WHAT TO PRODUCE
Search the listing below for the string "Bottom" and show each line that contains it.

DATA
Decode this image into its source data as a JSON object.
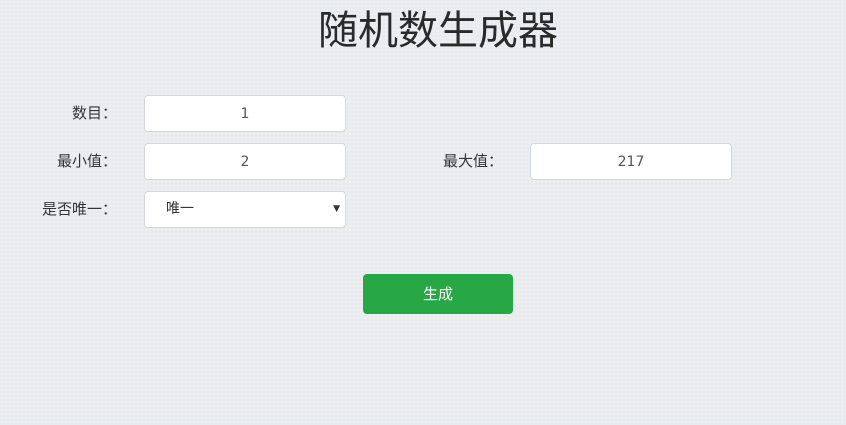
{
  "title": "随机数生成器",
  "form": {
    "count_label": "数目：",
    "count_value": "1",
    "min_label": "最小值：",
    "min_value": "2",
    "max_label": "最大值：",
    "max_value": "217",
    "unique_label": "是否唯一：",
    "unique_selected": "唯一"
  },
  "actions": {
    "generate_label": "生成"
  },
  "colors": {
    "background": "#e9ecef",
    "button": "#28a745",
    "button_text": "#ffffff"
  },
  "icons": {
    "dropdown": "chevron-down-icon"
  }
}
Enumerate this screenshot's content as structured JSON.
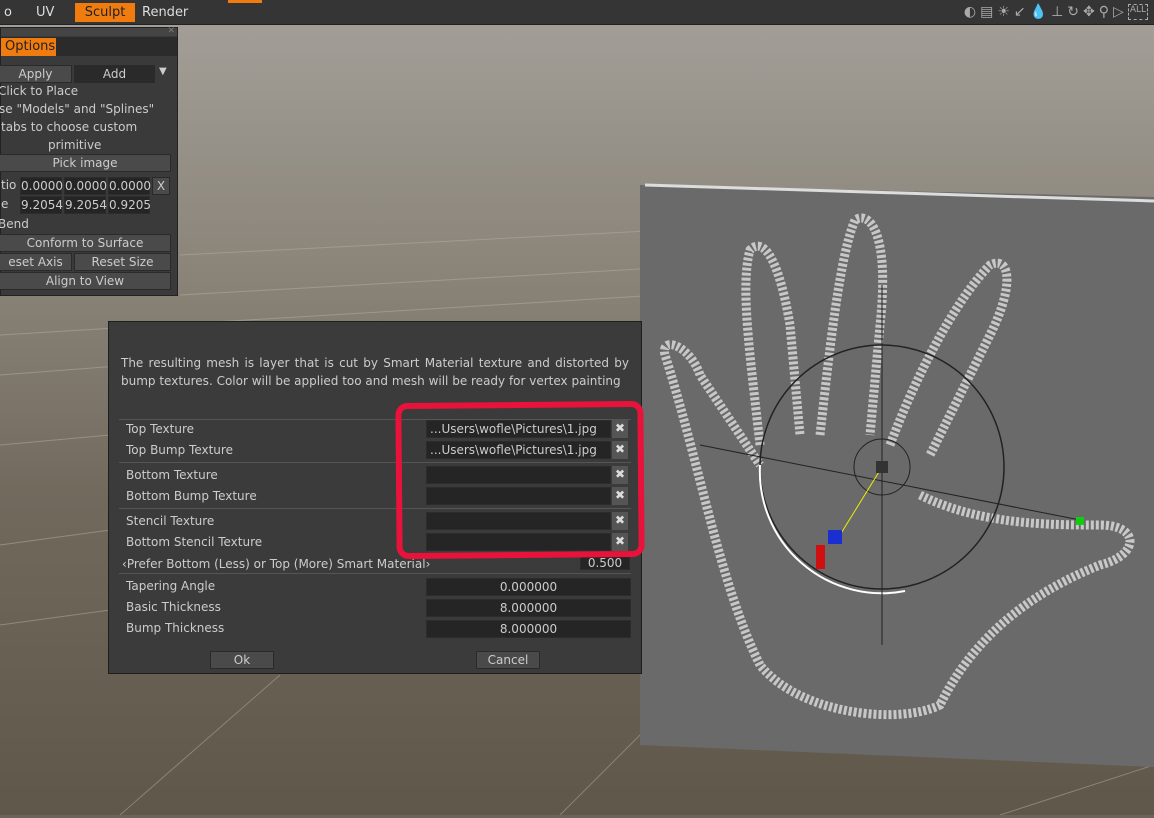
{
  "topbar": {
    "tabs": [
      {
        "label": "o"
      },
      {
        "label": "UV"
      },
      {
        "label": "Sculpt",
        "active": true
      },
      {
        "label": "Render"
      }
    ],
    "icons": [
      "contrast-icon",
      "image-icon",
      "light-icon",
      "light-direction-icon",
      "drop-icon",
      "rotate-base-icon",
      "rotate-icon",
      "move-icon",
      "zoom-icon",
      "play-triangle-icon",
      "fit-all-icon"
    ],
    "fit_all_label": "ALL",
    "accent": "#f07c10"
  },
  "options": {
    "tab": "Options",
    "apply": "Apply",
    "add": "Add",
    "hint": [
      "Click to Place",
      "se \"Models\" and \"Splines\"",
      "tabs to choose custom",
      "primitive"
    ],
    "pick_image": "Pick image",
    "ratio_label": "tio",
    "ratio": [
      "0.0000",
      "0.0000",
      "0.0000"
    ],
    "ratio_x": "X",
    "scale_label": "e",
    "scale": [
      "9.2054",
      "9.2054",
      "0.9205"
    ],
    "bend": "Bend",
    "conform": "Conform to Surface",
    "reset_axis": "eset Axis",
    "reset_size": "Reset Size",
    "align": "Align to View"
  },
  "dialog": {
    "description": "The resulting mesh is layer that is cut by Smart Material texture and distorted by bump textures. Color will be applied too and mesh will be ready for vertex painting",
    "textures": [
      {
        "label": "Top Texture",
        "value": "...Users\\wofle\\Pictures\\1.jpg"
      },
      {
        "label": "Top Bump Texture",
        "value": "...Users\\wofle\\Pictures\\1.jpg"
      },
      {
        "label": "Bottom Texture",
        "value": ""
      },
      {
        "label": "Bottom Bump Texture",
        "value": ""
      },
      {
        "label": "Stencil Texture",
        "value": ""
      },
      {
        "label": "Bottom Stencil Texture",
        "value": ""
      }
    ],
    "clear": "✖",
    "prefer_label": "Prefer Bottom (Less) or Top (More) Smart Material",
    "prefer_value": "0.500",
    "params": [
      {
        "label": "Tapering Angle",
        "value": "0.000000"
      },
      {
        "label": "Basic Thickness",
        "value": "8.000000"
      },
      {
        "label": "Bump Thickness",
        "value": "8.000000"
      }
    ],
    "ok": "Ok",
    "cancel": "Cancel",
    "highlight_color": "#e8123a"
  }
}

OUTPUT OF THE EXERCISE
        "label": "Bottom Texture",
        "label": "Bottom Bump Texture",
        "label": "Bottom Stencil Texture",
    "prefer_label": "Prefer Bottom (Less) or Top (More) Smart Material",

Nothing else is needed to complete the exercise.